SOURCE RECORDS -
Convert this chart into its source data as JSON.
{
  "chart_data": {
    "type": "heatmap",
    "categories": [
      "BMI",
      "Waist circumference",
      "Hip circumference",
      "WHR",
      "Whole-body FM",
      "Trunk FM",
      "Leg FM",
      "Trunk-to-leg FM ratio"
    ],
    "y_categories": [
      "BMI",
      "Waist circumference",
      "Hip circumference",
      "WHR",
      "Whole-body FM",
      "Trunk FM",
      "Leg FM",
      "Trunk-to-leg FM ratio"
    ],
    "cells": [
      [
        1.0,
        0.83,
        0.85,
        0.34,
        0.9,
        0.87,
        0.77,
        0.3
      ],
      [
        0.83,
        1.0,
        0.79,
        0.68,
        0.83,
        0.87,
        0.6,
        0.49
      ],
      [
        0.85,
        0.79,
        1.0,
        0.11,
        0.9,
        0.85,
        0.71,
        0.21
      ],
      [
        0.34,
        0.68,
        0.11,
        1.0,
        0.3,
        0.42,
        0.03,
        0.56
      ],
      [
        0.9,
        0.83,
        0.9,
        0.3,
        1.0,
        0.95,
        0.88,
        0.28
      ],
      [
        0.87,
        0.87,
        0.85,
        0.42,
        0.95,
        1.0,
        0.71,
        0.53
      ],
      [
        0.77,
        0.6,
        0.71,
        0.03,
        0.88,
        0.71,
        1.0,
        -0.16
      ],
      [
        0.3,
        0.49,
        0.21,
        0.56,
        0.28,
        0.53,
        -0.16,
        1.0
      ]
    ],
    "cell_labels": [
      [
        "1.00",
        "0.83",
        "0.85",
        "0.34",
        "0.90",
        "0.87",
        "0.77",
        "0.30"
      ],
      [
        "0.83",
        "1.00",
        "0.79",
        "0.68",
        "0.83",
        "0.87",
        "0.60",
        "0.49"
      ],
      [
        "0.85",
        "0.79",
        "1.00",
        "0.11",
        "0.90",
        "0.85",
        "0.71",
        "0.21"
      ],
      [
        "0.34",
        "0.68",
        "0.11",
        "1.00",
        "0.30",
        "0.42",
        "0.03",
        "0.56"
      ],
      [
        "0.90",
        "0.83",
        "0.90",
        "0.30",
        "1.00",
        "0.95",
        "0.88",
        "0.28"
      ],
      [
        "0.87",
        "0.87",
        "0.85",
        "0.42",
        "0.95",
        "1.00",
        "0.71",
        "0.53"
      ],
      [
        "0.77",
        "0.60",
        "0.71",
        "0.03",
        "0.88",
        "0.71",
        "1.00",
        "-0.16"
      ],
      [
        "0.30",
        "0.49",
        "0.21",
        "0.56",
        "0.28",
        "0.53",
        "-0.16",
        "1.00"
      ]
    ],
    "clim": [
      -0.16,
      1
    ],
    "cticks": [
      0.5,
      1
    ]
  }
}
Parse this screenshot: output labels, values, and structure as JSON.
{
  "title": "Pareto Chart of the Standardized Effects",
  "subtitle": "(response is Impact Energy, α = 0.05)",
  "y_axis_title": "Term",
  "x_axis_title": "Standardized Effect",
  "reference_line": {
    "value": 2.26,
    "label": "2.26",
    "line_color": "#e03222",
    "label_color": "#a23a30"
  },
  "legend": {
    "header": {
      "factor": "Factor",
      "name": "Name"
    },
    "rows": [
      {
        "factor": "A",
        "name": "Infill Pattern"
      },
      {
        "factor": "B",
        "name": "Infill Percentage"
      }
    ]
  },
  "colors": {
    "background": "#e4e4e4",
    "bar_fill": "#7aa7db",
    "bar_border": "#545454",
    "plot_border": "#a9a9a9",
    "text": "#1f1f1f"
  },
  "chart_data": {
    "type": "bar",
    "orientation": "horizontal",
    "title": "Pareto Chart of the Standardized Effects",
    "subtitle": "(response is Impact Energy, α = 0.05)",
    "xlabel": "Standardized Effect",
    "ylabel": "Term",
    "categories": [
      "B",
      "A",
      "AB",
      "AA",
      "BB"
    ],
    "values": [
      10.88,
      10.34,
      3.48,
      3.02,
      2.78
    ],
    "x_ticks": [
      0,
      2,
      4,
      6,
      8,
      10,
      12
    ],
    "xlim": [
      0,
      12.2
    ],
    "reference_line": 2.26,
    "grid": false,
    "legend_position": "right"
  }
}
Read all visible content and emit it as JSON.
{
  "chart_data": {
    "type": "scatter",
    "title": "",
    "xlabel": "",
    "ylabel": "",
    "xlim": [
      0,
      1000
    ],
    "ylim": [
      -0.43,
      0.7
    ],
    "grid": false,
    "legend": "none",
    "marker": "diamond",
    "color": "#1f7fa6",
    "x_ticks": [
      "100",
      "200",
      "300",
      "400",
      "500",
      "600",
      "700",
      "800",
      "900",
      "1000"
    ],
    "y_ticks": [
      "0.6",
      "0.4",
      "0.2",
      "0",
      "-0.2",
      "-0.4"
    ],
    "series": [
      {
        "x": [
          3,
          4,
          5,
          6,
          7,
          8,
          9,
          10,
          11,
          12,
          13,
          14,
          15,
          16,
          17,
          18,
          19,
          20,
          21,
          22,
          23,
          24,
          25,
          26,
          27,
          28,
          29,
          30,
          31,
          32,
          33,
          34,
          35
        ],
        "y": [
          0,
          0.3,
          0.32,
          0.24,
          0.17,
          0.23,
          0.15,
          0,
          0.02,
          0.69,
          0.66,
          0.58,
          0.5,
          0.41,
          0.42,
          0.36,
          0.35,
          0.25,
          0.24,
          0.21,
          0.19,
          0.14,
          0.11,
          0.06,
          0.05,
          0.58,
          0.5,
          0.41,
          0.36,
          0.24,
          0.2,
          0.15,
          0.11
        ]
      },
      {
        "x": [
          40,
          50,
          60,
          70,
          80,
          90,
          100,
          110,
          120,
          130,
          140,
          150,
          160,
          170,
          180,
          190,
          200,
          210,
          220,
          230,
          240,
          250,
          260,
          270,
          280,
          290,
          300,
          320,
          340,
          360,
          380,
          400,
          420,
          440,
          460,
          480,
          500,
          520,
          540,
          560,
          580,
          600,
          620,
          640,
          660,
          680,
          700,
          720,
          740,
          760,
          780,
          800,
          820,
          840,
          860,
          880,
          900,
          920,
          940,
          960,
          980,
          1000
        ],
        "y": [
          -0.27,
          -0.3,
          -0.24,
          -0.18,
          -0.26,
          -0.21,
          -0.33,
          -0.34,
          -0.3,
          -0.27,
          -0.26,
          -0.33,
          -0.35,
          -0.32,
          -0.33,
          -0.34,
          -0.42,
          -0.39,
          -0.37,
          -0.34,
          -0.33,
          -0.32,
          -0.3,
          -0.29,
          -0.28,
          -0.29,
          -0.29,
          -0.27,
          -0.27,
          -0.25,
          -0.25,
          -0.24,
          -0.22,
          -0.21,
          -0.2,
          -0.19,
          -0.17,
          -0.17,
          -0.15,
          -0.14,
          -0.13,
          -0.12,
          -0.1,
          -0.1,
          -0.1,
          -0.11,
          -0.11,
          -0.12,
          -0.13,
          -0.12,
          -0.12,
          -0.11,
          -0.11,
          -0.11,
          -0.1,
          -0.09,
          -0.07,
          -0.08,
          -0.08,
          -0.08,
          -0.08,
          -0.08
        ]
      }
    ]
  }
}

EXERCISE PROMPT - Among the records above, find each line holding the string "JSON" and pull it out.

EXPECTED ANSWER -
Convert this chart into its source data as JSON.
Parse this screenshot: output labels, values, and structure as JSON.
Read all visible content and emit it as JSON.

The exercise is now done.